TASK INSTRUCTIONS - Count every line of these entries that holds the word "type", and reply with the number only.

RECORD EXTRACTS -

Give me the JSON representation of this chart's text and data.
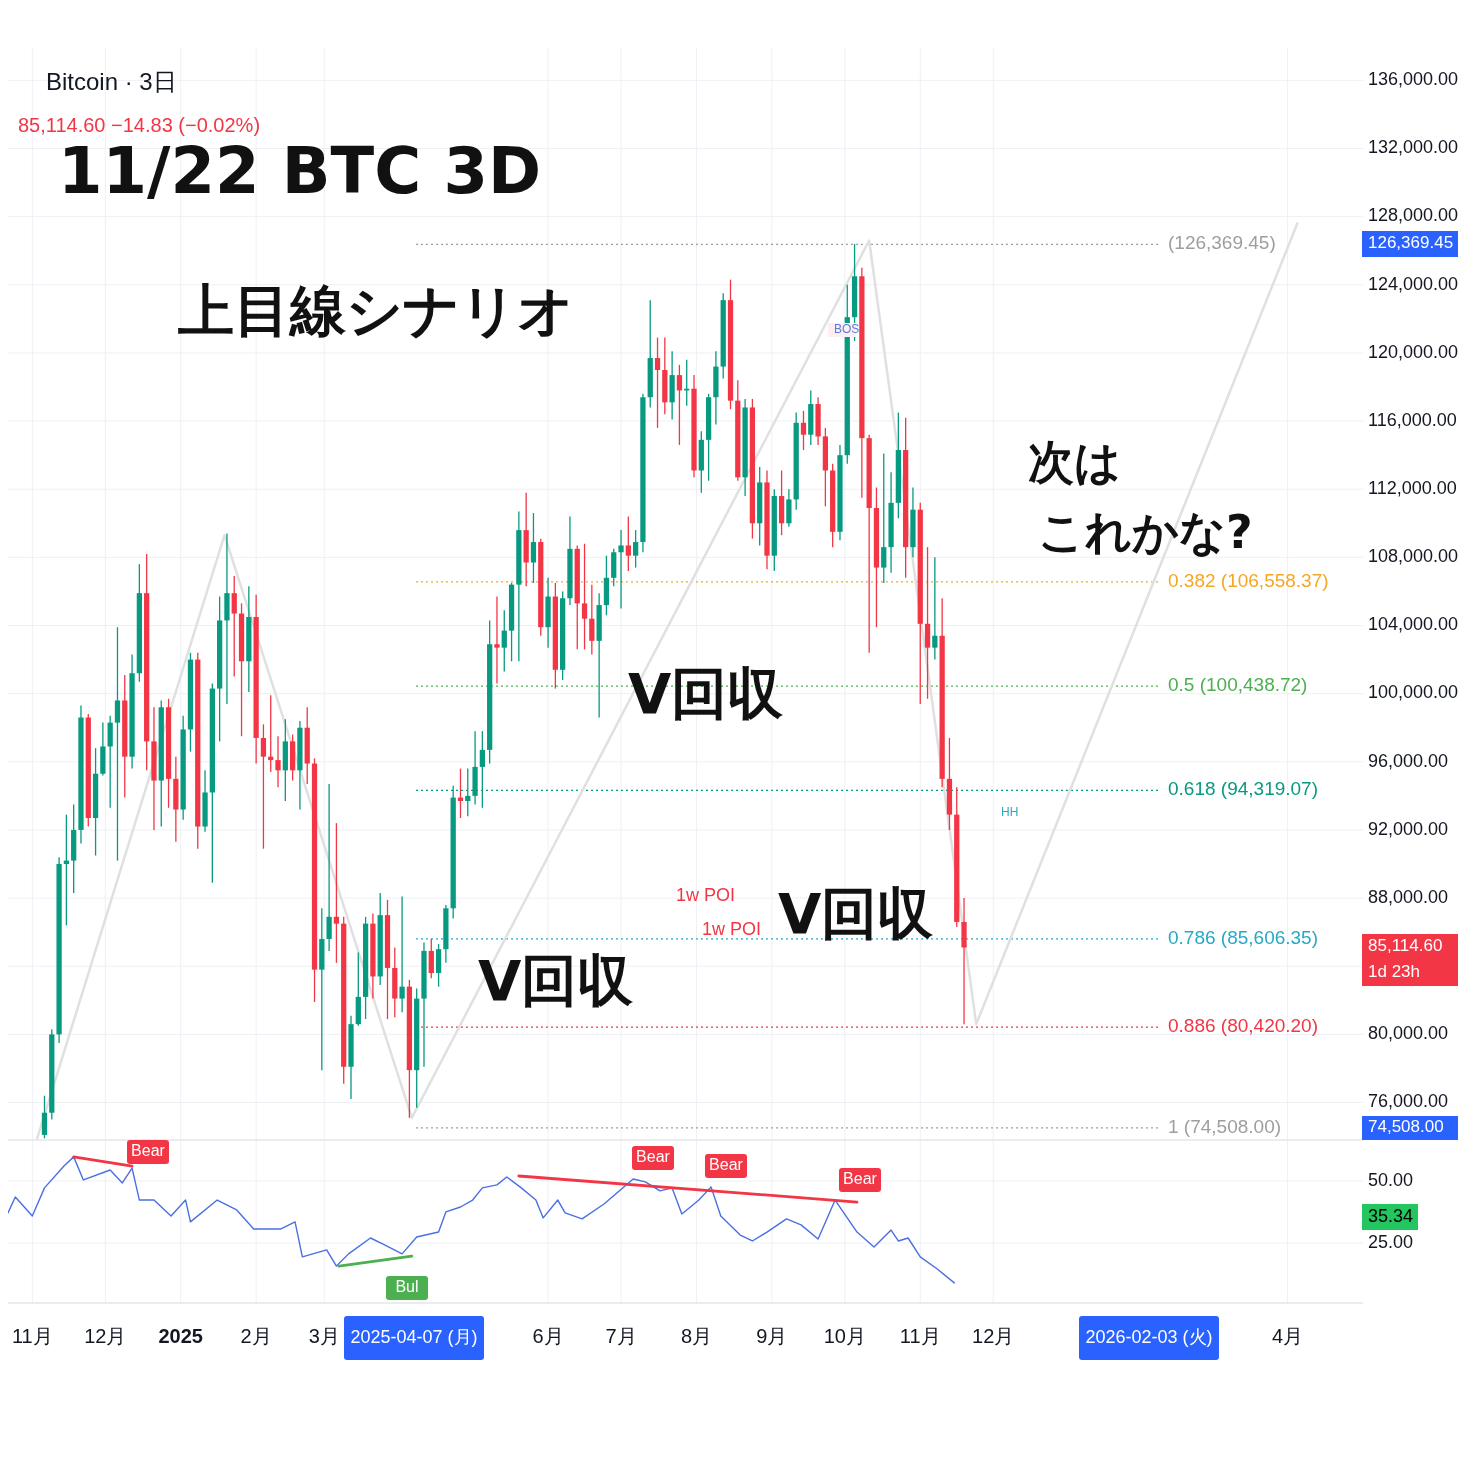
{
  "chart_data": [
    {
      "type": "candlestick",
      "title": "Bitcoin · 3日",
      "subtitle": "85,114.60 −14.83 (−0.02%)",
      "x": [
        "2024-11-06",
        "2024-11-09",
        "2024-11-12",
        "2024-11-15",
        "2024-11-18",
        "2024-11-21",
        "2024-11-24",
        "2024-11-27",
        "2024-11-30",
        "2024-12-03",
        "2024-12-06",
        "2024-12-09",
        "2024-12-12",
        "2024-12-15",
        "2024-12-18",
        "2024-12-21",
        "2024-12-24",
        "2024-12-27",
        "2024-12-30",
        "2025-01-02",
        "2025-01-05",
        "2025-01-08",
        "2025-01-11",
        "2025-01-14",
        "2025-01-17",
        "2025-01-20",
        "2025-01-23",
        "2025-01-26",
        "2025-01-29",
        "2025-02-01",
        "2025-02-04",
        "2025-02-07",
        "2025-02-10",
        "2025-02-13",
        "2025-02-16",
        "2025-02-19",
        "2025-02-22",
        "2025-02-25",
        "2025-02-28",
        "2025-03-03",
        "2025-03-06",
        "2025-03-09",
        "2025-03-12",
        "2025-03-15",
        "2025-03-18",
        "2025-03-21",
        "2025-03-24",
        "2025-03-27",
        "2025-03-30",
        "2025-04-02",
        "2025-04-05",
        "2025-04-08",
        "2025-04-11",
        "2025-04-14",
        "2025-04-17",
        "2025-04-20",
        "2025-04-23",
        "2025-04-26",
        "2025-04-29",
        "2025-05-02",
        "2025-05-05",
        "2025-05-08",
        "2025-05-11",
        "2025-05-14",
        "2025-05-17",
        "2025-05-20",
        "2025-05-23",
        "2025-05-26",
        "2025-05-29",
        "2025-06-01",
        "2025-06-04",
        "2025-06-07",
        "2025-06-10",
        "2025-06-13",
        "2025-06-16",
        "2025-06-19",
        "2025-06-22",
        "2025-06-25",
        "2025-06-28",
        "2025-07-01",
        "2025-07-04",
        "2025-07-07",
        "2025-07-10",
        "2025-07-13",
        "2025-07-16",
        "2025-07-19",
        "2025-07-22",
        "2025-07-25",
        "2025-07-28",
        "2025-07-31",
        "2025-08-03",
        "2025-08-06",
        "2025-08-09",
        "2025-08-12",
        "2025-08-15",
        "2025-08-18",
        "2025-08-21",
        "2025-08-24",
        "2025-08-27",
        "2025-08-30",
        "2025-09-02",
        "2025-09-05",
        "2025-09-08",
        "2025-09-11",
        "2025-09-14",
        "2025-09-17",
        "2025-09-20",
        "2025-09-23",
        "2025-09-26",
        "2025-09-29",
        "2025-10-02",
        "2025-10-05",
        "2025-10-08",
        "2025-10-11",
        "2025-10-14",
        "2025-10-17",
        "2025-10-20",
        "2025-10-23",
        "2025-10-26",
        "2025-10-29",
        "2025-11-01",
        "2025-11-04",
        "2025-11-07",
        "2025-11-10",
        "2025-11-13",
        "2025-11-16",
        "2025-11-19"
      ],
      "ohlc": [
        [
          74100,
          76400,
          73900,
          75400
        ],
        [
          75400,
          80300,
          75000,
          80000
        ],
        [
          80000,
          90400,
          79500,
          90000
        ],
        [
          90000,
          92900,
          86400,
          90200
        ],
        [
          90200,
          93500,
          88300,
          92000
        ],
        [
          92000,
          99300,
          91200,
          98600
        ],
        [
          98600,
          98800,
          92200,
          92700
        ],
        [
          92700,
          96800,
          90500,
          95300
        ],
        [
          95300,
          98300,
          95200,
          96900
        ],
        [
          96900,
          98700,
          93300,
          98300
        ],
        [
          98300,
          103900,
          90200,
          99600
        ],
        [
          99600,
          101100,
          93900,
          96300
        ],
        [
          96300,
          102300,
          95600,
          101200
        ],
        [
          101200,
          107600,
          100700,
          105900
        ],
        [
          105900,
          108200,
          95500,
          97200
        ],
        [
          97200,
          99200,
          92000,
          94900
        ],
        [
          94900,
          99600,
          92200,
          99200
        ],
        [
          99200,
          99700,
          93300,
          95000
        ],
        [
          95000,
          96300,
          91300,
          93200
        ],
        [
          93200,
          98700,
          92600,
          97900
        ],
        [
          97900,
          102400,
          96600,
          102000
        ],
        [
          102000,
          102400,
          90900,
          92200
        ],
        [
          92200,
          95500,
          91900,
          94200
        ],
        [
          94200,
          100600,
          88900,
          100300
        ],
        [
          100300,
          105700,
          97200,
          104300
        ],
        [
          104300,
          109400,
          99400,
          105900
        ],
        [
          105900,
          106900,
          101000,
          104700
        ],
        [
          104700,
          105300,
          97500,
          101900
        ],
        [
          101900,
          106300,
          100100,
          104500
        ],
        [
          104500,
          105800,
          95900,
          97400
        ],
        [
          97400,
          98200,
          90900,
          96300
        ],
        [
          96300,
          99900,
          95400,
          96100
        ],
        [
          96100,
          97500,
          94500,
          95500
        ],
        [
          95500,
          98500,
          93700,
          97200
        ],
        [
          97200,
          97600,
          94900,
          95500
        ],
        [
          95500,
          98400,
          93200,
          98000
        ],
        [
          98000,
          99200,
          94700,
          95900
        ],
        [
          95900,
          96200,
          81900,
          83800
        ],
        [
          83800,
          87400,
          77900,
          85600
        ],
        [
          85600,
          94700,
          84900,
          86900
        ],
        [
          86900,
          92400,
          84200,
          86500
        ],
        [
          86500,
          86900,
          77100,
          78100
        ],
        [
          78100,
          81100,
          76200,
          80600
        ],
        [
          80600,
          84800,
          80500,
          82200
        ],
        [
          82200,
          86900,
          80900,
          86500
        ],
        [
          86500,
          87100,
          82100,
          83400
        ],
        [
          83400,
          88300,
          82900,
          87000
        ],
        [
          87000,
          87900,
          80900,
          83900
        ],
        [
          83900,
          85100,
          81000,
          82100
        ],
        [
          82100,
          88100,
          81300,
          82800
        ],
        [
          82800,
          83200,
          75100,
          77900
        ],
        [
          77900,
          82700,
          75700,
          82100
        ],
        [
          82100,
          85400,
          78100,
          84900
        ],
        [
          84900,
          85600,
          83300,
          83600
        ],
        [
          83600,
          85300,
          82800,
          85000
        ],
        [
          85000,
          87600,
          84200,
          87400
        ],
        [
          87400,
          94600,
          86800,
          93900
        ],
        [
          93900,
          95600,
          92700,
          93700
        ],
        [
          93700,
          95600,
          92800,
          94000
        ],
        [
          94000,
          97800,
          93500,
          95700
        ],
        [
          95700,
          97800,
          93300,
          96700
        ],
        [
          96700,
          104300,
          95900,
          102900
        ],
        [
          102900,
          105700,
          100600,
          102700
        ],
        [
          102700,
          104900,
          101300,
          103700
        ],
        [
          103700,
          106500,
          101900,
          106400
        ],
        [
          106400,
          110700,
          101900,
          109600
        ],
        [
          109600,
          111800,
          106300,
          107700
        ],
        [
          107700,
          110600,
          106500,
          108900
        ],
        [
          108900,
          109100,
          103400,
          103900
        ],
        [
          103900,
          106800,
          102700,
          105700
        ],
        [
          105700,
          106500,
          100300,
          101400
        ],
        [
          101400,
          106000,
          100800,
          105600
        ],
        [
          105600,
          110400,
          105200,
          108500
        ],
        [
          108500,
          108700,
          102600,
          105300
        ],
        [
          105300,
          108800,
          102600,
          104400
        ],
        [
          104400,
          106400,
          102300,
          103100
        ],
        [
          103100,
          105900,
          98600,
          105200
        ],
        [
          105200,
          108100,
          104600,
          106800
        ],
        [
          106800,
          108500,
          106300,
          108300
        ],
        [
          108300,
          109600,
          105000,
          108700
        ],
        [
          108700,
          110400,
          107200,
          108100
        ],
        [
          108100,
          109600,
          107400,
          108900
        ],
        [
          108900,
          117600,
          108300,
          117400
        ],
        [
          117400,
          123100,
          116800,
          119700
        ],
        [
          119700,
          120900,
          115600,
          119000
        ],
        [
          119000,
          120900,
          116400,
          117100
        ],
        [
          117100,
          120100,
          116100,
          118700
        ],
        [
          118700,
          119300,
          114600,
          117800
        ],
        [
          117800,
          119600,
          116900,
          117900
        ],
        [
          117900,
          118700,
          112700,
          113100
        ],
        [
          113100,
          115400,
          111800,
          114900
        ],
        [
          114900,
          117600,
          112500,
          117400
        ],
        [
          117400,
          120100,
          115800,
          119200
        ],
        [
          119200,
          123500,
          118500,
          123100
        ],
        [
          123100,
          124300,
          116700,
          117200
        ],
        [
          117200,
          118400,
          112500,
          112700
        ],
        [
          112700,
          117300,
          111600,
          116800
        ],
        [
          116800,
          117300,
          109100,
          110000
        ],
        [
          110000,
          113300,
          108700,
          112400
        ],
        [
          112400,
          113100,
          107300,
          108100
        ],
        [
          108100,
          112000,
          107200,
          111600
        ],
        [
          111600,
          113100,
          109300,
          110000
        ],
        [
          110000,
          112000,
          109800,
          111400
        ],
        [
          111400,
          116500,
          110800,
          115900
        ],
        [
          115900,
          116600,
          114300,
          115200
        ],
        [
          115200,
          117800,
          114600,
          117000
        ],
        [
          117000,
          117400,
          114600,
          115100
        ],
        [
          115100,
          115600,
          111000,
          113100
        ],
        [
          113100,
          113500,
          108600,
          109500
        ],
        [
          109500,
          114600,
          109000,
          114000
        ],
        [
          114000,
          124000,
          113500,
          122100
        ],
        [
          122100,
          126400,
          120700,
          124500
        ],
        [
          124500,
          125000,
          111500,
          115000
        ],
        [
          115000,
          115200,
          102400,
          110900
        ],
        [
          110900,
          112100,
          103900,
          107400
        ],
        [
          107400,
          114100,
          106500,
          108600
        ],
        [
          108600,
          113000,
          107100,
          111200
        ],
        [
          111200,
          116500,
          110300,
          114300
        ],
        [
          114300,
          116200,
          106800,
          108600
        ],
        [
          108600,
          112100,
          108000,
          110800
        ],
        [
          110800,
          111200,
          99400,
          104100
        ],
        [
          104100,
          108600,
          99700,
          102700
        ],
        [
          102700,
          108000,
          102000,
          103400
        ],
        [
          103400,
          105600,
          94500,
          95000
        ],
        [
          95000,
          97400,
          92000,
          92900
        ],
        [
          92900,
          94500,
          86300,
          86600
        ],
        [
          86600,
          88000,
          80600,
          85100
        ]
      ],
      "series": [
        {
          "type": "line",
          "color": "#e0e0e0",
          "x": [
            "2024-11-03",
            "2025-01-19",
            "2025-04-06",
            "2025-10-11",
            "2025-11-24",
            "2026-04-05"
          ],
          "values": [
            73900,
            109300,
            75100,
            126600,
            80600,
            127600
          ]
        }
      ],
      "xlim": [
        "2024-10-22",
        "2026-05-02"
      ],
      "xticks": [
        {
          "value": "2024-11-01",
          "label": null
        },
        {
          "value": "2024-12-01",
          "label": null
        },
        {
          "value": "2025-01-01",
          "label": null
        },
        {
          "value": "2025-02-01",
          "label": null
        },
        {
          "value": "2025-03-01",
          "label": null
        },
        {
          "value": "2025-06-01",
          "label": null
        },
        {
          "value": "2025-07-01",
          "label": null
        },
        {
          "value": "2025-08-01",
          "label": null
        },
        {
          "value": "2025-09-01",
          "label": null
        },
        {
          "value": "2025-10-01",
          "label": null
        },
        {
          "value": "2025-11-01",
          "label": null
        },
        {
          "value": "2025-12-01",
          "label": null
        },
        {
          "value": "2026-04-01",
          "label": null
        }
      ],
      "ylim": [
        73800,
        137900
      ],
      "yticks": [
        {
          "value": 76000,
          "label": "76,000.00"
        },
        {
          "value": 80000,
          "label": "80,000.00"
        },
        {
          "value": 84000,
          "label": null
        },
        {
          "value": 88000,
          "label": "88,000.00"
        },
        {
          "value": 92000,
          "label": "92,000.00"
        },
        {
          "value": 96000,
          "label": "96,000.00"
        },
        {
          "value": 100000,
          "label": "100,000.00"
        },
        {
          "value": 104000,
          "label": "104,000.00"
        },
        {
          "value": 108000,
          "label": "108,000.00"
        },
        {
          "value": 112000,
          "label": "112,000.00"
        },
        {
          "value": 116000,
          "label": "116,000.00"
        },
        {
          "value": 120000,
          "label": "120,000.00"
        },
        {
          "value": 124000,
          "label": "124,000.00"
        },
        {
          "value": 128000,
          "label": "128,000.00"
        },
        {
          "value": 132000,
          "label": "132,000.00"
        },
        {
          "value": 136000,
          "label": "136,000.00"
        }
      ],
      "tick_labels": "y",
      "grid": true,
      "ref_lines": [
        {
          "axis": "y",
          "value": 126369.45,
          "label": "(126,369.45)",
          "color": "#9e9e9e",
          "line_style": "dotted"
        },
        {
          "axis": "y",
          "value": 106558.37,
          "label": "0.382 (106,558.37)",
          "color": "#f5a623",
          "line_style": "dotted"
        },
        {
          "axis": "y",
          "value": 100438.72,
          "label": "0.5 (100,438.72)",
          "color": "#4caf50",
          "line_style": "dotted"
        },
        {
          "axis": "y",
          "value": 94319.07,
          "label": "0.618 (94,319.07)",
          "color": "#089981",
          "line_style": "dotted"
        },
        {
          "axis": "y",
          "value": 85606.35,
          "label": "0.786 (85,606.35)",
          "color": "#26a9c4",
          "line_style": "dotted"
        },
        {
          "axis": "y",
          "value": 80420.2,
          "label": "0.886 (80,420.20)",
          "color": "#f23645",
          "line_style": "dotted"
        },
        {
          "axis": "y",
          "value": 74508,
          "label": "1 (74,508.00)",
          "color": "#9e9e9e",
          "line_style": "dotted"
        }
      ],
      "annotations": [
        "11/22 BTC 3D",
        "上目線シナリオ",
        "次は",
        "これかな?",
        "V回収",
        "V回収",
        "V回収",
        "1w POI",
        "1w POI",
        "HH",
        "BOS",
        "126,369.45",
        "85,114.60",
        "1d 23h",
        "74,508.00"
      ]
    },
    {
      "type": "line",
      "series": [
        {
          "color": "#4a6fe3",
          "x": [
            "2024-10-22",
            "2024-10-25",
            "2024-11-01",
            "2024-11-06",
            "2024-11-14",
            "2024-11-18",
            "2024-11-22",
            "2024-12-03",
            "2024-12-08",
            "2024-12-12",
            "2024-12-15",
            "2024-12-21",
            "2024-12-28",
            "2025-01-03",
            "2025-01-05",
            "2025-01-16",
            "2025-01-24",
            "2025-01-31",
            "2025-02-11",
            "2025-02-17",
            "2025-02-20",
            "2025-03-02",
            "2025-03-06",
            "2025-03-11",
            "2025-03-20",
            "2025-03-25",
            "2025-04-02",
            "2025-04-08",
            "2025-04-17",
            "2025-04-20",
            "2025-04-26",
            "2025-05-01",
            "2025-05-05",
            "2025-05-11",
            "2025-05-15",
            "2025-05-21",
            "2025-05-27",
            "2025-05-30",
            "2025-06-05",
            "2025-06-08",
            "2025-06-15",
            "2025-06-24",
            "2025-07-06",
            "2025-07-11",
            "2025-07-17",
            "2025-07-22",
            "2025-07-26",
            "2025-08-02",
            "2025-08-07",
            "2025-08-11",
            "2025-08-19",
            "2025-08-24",
            "2025-08-30",
            "2025-09-07",
            "2025-09-13",
            "2025-09-20",
            "2025-09-27",
            "2025-10-06",
            "2025-10-13",
            "2025-10-20",
            "2025-10-23",
            "2025-10-27",
            "2025-11-01",
            "2025-11-08",
            "2025-11-15"
          ],
          "values": [
            37.1,
            43.5,
            35.9,
            47.2,
            56.0,
            59.7,
            50.4,
            54.4,
            49.2,
            55.2,
            42.3,
            42.3,
            35.9,
            42.3,
            33.5,
            42.3,
            38.3,
            30.6,
            30.6,
            33.5,
            19.4,
            22.2,
            15.7,
            20.6,
            27.0,
            24.6,
            20.6,
            27.4,
            29.4,
            37.5,
            39.5,
            42.3,
            47.2,
            48.4,
            51.6,
            47.2,
            42.3,
            35.1,
            42.3,
            37.1,
            34.7,
            40.7,
            50.8,
            49.6,
            46.0,
            47.2,
            36.7,
            42.3,
            47.6,
            35.9,
            28.2,
            25.8,
            29.4,
            34.7,
            32.3,
            26.6,
            42.3,
            29.4,
            23.4,
            30.2,
            25.8,
            27.0,
            19.4,
            14.5,
            8.9
          ]
        },
        {
          "color": "#f23645",
          "x": [
            "2024-11-18",
            "2024-12-12"
          ],
          "values": [
            59.7,
            56.0
          ]
        },
        {
          "color": "#f23645",
          "x": [
            "2025-05-20",
            "2025-10-06"
          ],
          "values": [
            52.0,
            41.5
          ]
        },
        {
          "color": "#4caf50",
          "x": [
            "2025-03-07",
            "2025-04-06"
          ],
          "values": [
            15.7,
            19.7
          ]
        }
      ],
      "xlim": [
        "2024-10-22",
        "2026-05-02"
      ],
      "xticks": [
        {
          "value": "2024-11-01",
          "label": "11月"
        },
        {
          "value": "2024-12-01",
          "label": "12月"
        },
        {
          "value": "2025-01-01",
          "label": "2025"
        },
        {
          "value": "2025-02-01",
          "label": "2月"
        },
        {
          "value": "2025-03-01",
          "label": "3月"
        },
        {
          "value": "2025-06-01",
          "label": "6月"
        },
        {
          "value": "2025-07-01",
          "label": "7月"
        },
        {
          "value": "2025-08-01",
          "label": "8月"
        },
        {
          "value": "2025-09-01",
          "label": "9月"
        },
        {
          "value": "2025-10-01",
          "label": "10月"
        },
        {
          "value": "2025-11-01",
          "label": "11月"
        },
        {
          "value": "2025-12-01",
          "label": "12月"
        },
        {
          "value": "2026-04-01",
          "label": "4月"
        }
      ],
      "ylim": [
        0.8,
        66.1
      ],
      "yticks": [
        {
          "value": 25,
          "label": "25.00"
        },
        {
          "value": 50,
          "label": "50.00"
        }
      ],
      "grid": true,
      "annotations": [
        "Bear",
        "Bear",
        "Bear",
        "Bear",
        "Bul",
        "35.34",
        "2025-04-07 (月)",
        "2026-02-03 (火)"
      ]
    }
  ]
}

EXPECTED OUTPUT - 3